# Crappie Fishing ?



## Barrett (Jun 6, 2005)

Any one been crappie fishing yet? Too early? What Yall think?


----------



## blemoine (Feb 10, 2010)

I haven't been this winter but my experience when fishing for crappie in the winter is rough but you can still catch them. Look at the map and locate any sharp main lake drop. You want the drop to be about 15-20 feet deep and drop down into the channel very abruptly, of course they like ledges. Also there should be very shallow water nearby, and of course look for bait in the area.

Good luck!


----------



## waterspout (May 21, 2004)

to answer your Question,, yes! up creeks along with the sandies. it starting but this mid week front will be a stall for a few days.


----------



## wshniwasfshn (Oct 14, 2010)

Check out the reports on here from some older dates and you will def find what your looking for. The guys on LL have been doing well recently..


----------



## slabseaker (Dec 7, 2009)

the winter is the best time for it...from fall to spring..... believe me....SS


----------



## Lonestar Proud (Oct 26, 2010)

It's never "too early" for crappie, you can catch em year round. If you meant is it too early for them to be on beds, yes it's too early for that. 

-LP


----------



## CmackR56 (May 30, 2009)

What's that Longhorn doing defacing the cowling of that Mercury Russ? Gig em!!!!


----------



## Lonestar Proud (Oct 26, 2010)

CmackR56 said:


> What's that Longhorn doing defacing the cowling of that Mercury Russ? Gig em!!!!


LOL!!! It matches the one in the back window of my F-250 Charlie!


----------



## CmackR56 (May 30, 2009)

Graffiti, I say! Can't poke out my chest too much after the whoopin LSU put on us last night though


----------



## slabnabbin (May 25, 2010)

This is the best time to crappie fish in my opinion. Here's a few pics from November took the last part of December off to deer hunt. Fish channels in 15 -20 feet of water over brush.






















Pics always get me out on the lake!


----------



## Lookinforfish (Jan 7, 2011)

■ Data shown

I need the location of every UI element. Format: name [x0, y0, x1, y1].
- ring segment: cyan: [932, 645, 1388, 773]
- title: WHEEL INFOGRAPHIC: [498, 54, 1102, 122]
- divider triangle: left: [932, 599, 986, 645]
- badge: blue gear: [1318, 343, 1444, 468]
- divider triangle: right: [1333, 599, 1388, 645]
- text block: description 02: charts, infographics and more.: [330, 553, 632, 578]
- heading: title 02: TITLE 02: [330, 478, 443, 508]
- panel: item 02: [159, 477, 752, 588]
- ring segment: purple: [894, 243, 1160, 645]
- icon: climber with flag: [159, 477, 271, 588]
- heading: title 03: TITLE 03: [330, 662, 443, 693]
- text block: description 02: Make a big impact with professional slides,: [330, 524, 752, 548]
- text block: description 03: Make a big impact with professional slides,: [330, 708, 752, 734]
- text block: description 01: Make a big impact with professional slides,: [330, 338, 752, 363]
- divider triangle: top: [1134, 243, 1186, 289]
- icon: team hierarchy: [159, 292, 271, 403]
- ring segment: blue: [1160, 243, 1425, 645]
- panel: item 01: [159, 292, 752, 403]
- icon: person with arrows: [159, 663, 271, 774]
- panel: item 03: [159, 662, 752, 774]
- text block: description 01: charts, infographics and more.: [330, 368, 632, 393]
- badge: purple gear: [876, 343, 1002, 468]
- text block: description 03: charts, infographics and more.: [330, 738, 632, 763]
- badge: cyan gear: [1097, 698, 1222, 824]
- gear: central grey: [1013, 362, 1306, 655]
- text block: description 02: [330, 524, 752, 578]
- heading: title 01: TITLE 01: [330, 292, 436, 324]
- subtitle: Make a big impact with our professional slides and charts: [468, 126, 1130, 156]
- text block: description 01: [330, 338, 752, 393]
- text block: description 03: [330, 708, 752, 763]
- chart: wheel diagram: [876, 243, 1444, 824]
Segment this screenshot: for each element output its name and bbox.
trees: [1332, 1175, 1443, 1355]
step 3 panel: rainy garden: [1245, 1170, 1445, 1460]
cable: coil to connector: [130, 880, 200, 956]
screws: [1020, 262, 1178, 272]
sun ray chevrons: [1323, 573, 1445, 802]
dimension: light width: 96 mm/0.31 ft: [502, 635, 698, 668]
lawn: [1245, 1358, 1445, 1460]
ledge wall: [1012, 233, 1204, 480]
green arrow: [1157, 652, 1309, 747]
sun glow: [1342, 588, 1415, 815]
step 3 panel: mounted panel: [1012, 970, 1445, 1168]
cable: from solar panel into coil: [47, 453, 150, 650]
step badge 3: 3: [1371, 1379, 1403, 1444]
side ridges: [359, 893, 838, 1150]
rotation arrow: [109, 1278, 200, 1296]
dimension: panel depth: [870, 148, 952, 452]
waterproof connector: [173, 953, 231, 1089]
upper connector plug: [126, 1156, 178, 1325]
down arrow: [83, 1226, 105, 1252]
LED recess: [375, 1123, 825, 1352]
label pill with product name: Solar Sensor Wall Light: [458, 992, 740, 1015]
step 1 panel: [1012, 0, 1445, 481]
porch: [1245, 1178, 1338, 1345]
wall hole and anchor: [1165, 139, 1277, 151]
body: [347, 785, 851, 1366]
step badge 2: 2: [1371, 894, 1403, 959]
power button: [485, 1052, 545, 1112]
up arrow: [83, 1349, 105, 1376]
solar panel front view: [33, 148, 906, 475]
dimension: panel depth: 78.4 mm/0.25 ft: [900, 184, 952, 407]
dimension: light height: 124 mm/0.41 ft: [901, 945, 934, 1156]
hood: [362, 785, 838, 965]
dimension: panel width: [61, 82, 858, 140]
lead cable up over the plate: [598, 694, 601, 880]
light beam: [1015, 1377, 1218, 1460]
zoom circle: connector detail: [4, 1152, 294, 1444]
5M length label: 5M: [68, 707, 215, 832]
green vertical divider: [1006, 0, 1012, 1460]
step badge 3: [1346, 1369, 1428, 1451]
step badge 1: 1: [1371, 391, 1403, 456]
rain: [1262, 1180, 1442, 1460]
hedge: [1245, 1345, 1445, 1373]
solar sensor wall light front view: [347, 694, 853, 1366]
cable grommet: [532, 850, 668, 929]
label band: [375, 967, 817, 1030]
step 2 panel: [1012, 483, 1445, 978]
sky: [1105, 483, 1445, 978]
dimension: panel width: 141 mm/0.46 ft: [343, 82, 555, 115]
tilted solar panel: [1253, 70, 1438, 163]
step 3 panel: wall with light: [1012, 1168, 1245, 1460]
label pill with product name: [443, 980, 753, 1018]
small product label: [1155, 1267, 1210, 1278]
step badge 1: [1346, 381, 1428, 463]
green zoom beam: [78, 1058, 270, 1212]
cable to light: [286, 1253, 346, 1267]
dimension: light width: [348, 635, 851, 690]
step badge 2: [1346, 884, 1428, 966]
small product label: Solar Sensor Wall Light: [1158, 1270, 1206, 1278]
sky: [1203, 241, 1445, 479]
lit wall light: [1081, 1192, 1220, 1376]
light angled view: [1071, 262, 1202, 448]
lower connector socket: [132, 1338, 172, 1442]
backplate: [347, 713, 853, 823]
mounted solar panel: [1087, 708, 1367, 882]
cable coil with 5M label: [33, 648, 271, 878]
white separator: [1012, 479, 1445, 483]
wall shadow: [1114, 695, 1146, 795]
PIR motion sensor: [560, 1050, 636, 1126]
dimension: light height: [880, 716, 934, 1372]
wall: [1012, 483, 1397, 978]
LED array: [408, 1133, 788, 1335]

■ To do
From the crappie fishing thread, copy word for word the part starting at "I haven't been" and ending at "a few days.".

■ Answer to this exercise
I haven't been this winter but my experience when fishing for crappie in the winter is rough but you can still catch them. Look at the map and locate any sharp main lake drop. You want the drop to be about 15-20 feet deep and drop down into the channel very abruptly, of course they like ledges. Also there should be very shallow water nearby, and of course look for bait in the area.

Good luck!


----------



## waterspout (May 21, 2004)

to answer your Question,, yes! up creeks along with the sandies. it starting but this mid week front will be a stall for a few days.